_What is asked_
Search the listing below for "Adjust". Copy each matching line.

_Listed entries_

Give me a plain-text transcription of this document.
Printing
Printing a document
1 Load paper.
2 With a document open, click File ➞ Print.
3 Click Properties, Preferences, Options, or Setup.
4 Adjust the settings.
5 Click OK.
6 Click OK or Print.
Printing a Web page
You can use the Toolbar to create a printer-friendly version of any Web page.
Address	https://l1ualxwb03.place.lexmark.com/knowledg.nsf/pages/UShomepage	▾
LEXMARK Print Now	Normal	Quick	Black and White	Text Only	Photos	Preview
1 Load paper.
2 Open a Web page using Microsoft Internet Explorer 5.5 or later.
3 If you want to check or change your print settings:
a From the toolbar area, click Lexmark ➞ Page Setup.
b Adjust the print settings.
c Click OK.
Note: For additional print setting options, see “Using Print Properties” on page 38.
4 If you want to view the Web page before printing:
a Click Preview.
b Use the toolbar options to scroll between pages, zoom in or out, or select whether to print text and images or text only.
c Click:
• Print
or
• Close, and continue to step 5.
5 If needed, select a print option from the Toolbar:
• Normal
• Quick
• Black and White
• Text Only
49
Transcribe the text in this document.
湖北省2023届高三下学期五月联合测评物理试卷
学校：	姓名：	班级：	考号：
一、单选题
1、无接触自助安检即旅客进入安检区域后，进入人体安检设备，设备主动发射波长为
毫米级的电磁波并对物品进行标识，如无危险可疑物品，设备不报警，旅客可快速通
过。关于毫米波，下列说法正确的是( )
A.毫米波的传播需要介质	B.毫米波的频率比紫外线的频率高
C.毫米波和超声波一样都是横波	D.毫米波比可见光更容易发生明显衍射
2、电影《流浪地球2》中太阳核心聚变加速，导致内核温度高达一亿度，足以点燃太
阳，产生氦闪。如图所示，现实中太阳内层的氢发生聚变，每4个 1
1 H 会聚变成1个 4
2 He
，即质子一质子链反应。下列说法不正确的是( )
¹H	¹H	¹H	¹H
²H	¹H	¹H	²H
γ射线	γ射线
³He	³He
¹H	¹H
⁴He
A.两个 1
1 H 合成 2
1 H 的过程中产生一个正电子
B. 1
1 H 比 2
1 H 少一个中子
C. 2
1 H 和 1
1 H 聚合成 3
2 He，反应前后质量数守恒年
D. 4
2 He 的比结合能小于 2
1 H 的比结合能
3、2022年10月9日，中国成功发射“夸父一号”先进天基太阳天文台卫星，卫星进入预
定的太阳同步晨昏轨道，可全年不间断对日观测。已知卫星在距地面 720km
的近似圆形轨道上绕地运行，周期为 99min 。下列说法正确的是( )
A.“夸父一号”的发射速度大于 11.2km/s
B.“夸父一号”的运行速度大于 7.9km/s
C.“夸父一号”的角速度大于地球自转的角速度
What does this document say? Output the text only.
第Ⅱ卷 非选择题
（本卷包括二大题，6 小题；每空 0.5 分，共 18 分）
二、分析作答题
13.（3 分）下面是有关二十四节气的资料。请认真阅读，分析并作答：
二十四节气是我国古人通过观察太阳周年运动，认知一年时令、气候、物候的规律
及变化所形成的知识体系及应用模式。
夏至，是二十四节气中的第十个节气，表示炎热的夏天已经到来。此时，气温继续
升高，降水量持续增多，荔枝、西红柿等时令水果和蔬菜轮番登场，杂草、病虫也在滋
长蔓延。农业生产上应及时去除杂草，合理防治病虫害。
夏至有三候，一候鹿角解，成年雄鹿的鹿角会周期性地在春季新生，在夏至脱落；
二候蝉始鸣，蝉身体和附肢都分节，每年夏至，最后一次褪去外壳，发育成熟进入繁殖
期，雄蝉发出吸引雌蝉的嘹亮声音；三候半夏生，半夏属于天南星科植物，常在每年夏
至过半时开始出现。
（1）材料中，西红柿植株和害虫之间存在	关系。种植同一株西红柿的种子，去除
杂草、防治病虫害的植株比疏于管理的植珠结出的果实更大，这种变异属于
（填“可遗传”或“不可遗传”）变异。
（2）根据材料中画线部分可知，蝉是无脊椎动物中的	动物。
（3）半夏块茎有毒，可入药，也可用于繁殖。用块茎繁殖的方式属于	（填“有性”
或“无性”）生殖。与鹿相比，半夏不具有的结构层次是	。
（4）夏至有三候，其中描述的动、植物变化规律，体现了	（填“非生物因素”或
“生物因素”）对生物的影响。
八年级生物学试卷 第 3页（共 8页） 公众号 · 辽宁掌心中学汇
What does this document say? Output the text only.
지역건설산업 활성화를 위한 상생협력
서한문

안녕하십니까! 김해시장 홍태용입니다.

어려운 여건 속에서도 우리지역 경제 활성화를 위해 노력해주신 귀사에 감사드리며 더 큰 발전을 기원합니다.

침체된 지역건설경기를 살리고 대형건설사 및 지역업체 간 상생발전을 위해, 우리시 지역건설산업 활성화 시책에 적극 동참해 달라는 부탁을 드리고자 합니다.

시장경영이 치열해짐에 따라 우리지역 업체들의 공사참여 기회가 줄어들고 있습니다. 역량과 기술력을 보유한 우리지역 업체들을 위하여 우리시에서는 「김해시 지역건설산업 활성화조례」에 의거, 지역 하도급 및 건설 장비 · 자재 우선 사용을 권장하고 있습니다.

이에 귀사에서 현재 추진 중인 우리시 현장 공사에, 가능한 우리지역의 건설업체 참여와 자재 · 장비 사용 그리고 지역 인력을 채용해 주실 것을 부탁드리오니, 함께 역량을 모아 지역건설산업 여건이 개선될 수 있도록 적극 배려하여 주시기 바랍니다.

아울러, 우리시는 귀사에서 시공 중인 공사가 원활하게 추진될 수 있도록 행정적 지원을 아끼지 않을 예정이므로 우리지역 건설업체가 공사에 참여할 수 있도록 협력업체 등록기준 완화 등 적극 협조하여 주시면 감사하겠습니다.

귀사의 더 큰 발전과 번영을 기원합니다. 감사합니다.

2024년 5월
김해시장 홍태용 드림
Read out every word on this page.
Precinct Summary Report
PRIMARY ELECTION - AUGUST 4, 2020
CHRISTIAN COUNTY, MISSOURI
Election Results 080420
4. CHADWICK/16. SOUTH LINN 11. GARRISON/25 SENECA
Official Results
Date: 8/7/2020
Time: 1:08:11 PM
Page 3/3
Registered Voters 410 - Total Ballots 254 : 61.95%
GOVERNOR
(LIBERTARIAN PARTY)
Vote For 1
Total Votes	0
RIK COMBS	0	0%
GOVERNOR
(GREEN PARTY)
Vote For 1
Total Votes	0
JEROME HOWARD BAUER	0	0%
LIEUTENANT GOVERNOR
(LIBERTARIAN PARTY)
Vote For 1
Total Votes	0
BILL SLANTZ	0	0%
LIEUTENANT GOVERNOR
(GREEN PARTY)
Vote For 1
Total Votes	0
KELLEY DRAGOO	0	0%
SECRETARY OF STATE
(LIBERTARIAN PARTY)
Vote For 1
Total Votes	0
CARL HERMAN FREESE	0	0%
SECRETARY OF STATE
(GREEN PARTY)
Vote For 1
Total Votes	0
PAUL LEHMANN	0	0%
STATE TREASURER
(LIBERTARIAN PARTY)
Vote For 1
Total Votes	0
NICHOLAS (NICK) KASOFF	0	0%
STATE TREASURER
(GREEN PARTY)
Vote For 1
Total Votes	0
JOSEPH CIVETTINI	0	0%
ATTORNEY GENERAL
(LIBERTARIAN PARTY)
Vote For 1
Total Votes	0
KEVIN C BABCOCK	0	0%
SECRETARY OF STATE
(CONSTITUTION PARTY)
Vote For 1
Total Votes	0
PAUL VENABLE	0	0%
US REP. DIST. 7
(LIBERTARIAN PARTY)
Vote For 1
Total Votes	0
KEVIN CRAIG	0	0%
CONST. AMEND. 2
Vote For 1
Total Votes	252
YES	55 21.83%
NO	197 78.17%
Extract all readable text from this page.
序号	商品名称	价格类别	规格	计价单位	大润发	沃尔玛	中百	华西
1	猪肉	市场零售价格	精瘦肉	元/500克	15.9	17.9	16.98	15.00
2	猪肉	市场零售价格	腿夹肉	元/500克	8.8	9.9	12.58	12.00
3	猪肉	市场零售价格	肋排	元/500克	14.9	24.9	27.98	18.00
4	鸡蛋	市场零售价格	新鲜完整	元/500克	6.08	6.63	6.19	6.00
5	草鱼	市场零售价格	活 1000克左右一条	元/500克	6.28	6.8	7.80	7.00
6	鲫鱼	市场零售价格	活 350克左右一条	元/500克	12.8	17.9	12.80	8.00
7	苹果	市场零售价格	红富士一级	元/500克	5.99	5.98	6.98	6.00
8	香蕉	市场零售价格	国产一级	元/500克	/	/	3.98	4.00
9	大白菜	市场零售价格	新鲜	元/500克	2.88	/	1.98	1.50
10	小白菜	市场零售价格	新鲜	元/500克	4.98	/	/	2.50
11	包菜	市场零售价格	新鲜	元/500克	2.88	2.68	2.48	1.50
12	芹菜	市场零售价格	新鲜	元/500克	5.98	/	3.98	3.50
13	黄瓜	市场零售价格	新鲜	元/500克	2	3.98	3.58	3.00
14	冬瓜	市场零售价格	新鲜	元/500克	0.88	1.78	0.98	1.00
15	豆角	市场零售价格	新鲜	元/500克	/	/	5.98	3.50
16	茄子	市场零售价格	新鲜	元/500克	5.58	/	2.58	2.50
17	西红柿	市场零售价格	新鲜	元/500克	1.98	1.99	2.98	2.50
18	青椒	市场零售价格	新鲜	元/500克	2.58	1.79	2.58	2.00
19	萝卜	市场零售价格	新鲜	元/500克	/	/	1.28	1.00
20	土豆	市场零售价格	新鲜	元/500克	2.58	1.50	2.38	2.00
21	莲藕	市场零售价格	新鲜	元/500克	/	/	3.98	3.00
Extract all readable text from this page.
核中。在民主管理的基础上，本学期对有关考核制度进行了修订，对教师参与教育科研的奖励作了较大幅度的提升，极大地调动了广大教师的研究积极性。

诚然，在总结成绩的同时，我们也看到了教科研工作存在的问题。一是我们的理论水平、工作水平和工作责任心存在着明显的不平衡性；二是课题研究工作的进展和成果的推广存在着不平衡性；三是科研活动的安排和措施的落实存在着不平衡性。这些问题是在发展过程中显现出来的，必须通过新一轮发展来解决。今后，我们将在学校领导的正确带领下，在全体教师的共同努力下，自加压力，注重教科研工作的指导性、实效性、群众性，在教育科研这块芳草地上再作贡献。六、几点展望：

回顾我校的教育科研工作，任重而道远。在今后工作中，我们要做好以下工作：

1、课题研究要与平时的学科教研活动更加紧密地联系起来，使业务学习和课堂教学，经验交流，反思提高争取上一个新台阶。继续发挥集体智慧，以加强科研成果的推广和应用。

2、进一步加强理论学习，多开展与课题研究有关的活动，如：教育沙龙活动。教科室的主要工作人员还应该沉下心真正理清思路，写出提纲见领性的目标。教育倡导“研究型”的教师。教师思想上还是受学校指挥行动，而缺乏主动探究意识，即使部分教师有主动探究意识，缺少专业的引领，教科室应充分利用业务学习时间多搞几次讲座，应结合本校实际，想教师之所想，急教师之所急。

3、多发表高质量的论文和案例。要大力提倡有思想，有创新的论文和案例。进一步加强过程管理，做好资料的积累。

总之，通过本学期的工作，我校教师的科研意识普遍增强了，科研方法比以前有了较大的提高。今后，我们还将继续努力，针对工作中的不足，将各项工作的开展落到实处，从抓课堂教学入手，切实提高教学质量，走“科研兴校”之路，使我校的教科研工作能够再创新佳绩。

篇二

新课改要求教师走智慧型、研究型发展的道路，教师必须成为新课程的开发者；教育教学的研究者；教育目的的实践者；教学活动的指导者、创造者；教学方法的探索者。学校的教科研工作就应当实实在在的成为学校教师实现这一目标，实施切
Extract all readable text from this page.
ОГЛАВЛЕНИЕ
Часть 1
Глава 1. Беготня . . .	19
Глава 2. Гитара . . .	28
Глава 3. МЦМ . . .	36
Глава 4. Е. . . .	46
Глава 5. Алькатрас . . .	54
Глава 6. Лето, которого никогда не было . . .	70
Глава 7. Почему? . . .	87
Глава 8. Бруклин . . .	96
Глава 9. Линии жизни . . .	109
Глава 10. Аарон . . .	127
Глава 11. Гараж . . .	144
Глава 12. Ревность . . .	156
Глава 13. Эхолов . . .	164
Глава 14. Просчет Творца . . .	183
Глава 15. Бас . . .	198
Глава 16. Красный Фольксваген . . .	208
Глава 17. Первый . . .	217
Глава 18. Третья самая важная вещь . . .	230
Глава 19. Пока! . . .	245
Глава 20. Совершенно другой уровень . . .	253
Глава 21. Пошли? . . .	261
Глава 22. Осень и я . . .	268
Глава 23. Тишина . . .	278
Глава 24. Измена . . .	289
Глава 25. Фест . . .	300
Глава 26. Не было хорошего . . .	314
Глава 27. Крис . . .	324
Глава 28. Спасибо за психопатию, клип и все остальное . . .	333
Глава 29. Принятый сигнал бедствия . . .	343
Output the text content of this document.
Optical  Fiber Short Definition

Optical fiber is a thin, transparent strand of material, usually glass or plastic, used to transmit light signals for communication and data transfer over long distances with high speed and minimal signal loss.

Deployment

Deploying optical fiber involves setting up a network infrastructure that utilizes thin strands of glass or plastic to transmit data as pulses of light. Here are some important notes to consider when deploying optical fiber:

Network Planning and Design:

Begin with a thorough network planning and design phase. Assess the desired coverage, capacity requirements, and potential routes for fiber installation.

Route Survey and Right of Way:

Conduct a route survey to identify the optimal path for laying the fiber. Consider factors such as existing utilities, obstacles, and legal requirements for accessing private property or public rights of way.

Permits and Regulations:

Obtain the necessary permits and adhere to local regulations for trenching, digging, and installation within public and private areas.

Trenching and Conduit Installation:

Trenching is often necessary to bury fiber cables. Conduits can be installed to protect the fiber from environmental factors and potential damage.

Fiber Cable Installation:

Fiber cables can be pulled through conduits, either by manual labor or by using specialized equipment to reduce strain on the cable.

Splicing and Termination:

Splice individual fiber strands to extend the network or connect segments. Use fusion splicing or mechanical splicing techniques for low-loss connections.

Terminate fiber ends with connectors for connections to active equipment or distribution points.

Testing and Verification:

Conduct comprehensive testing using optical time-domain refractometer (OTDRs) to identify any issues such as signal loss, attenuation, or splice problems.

_Result of this task_
4 Adjust the settings.
b Adjust the print settings.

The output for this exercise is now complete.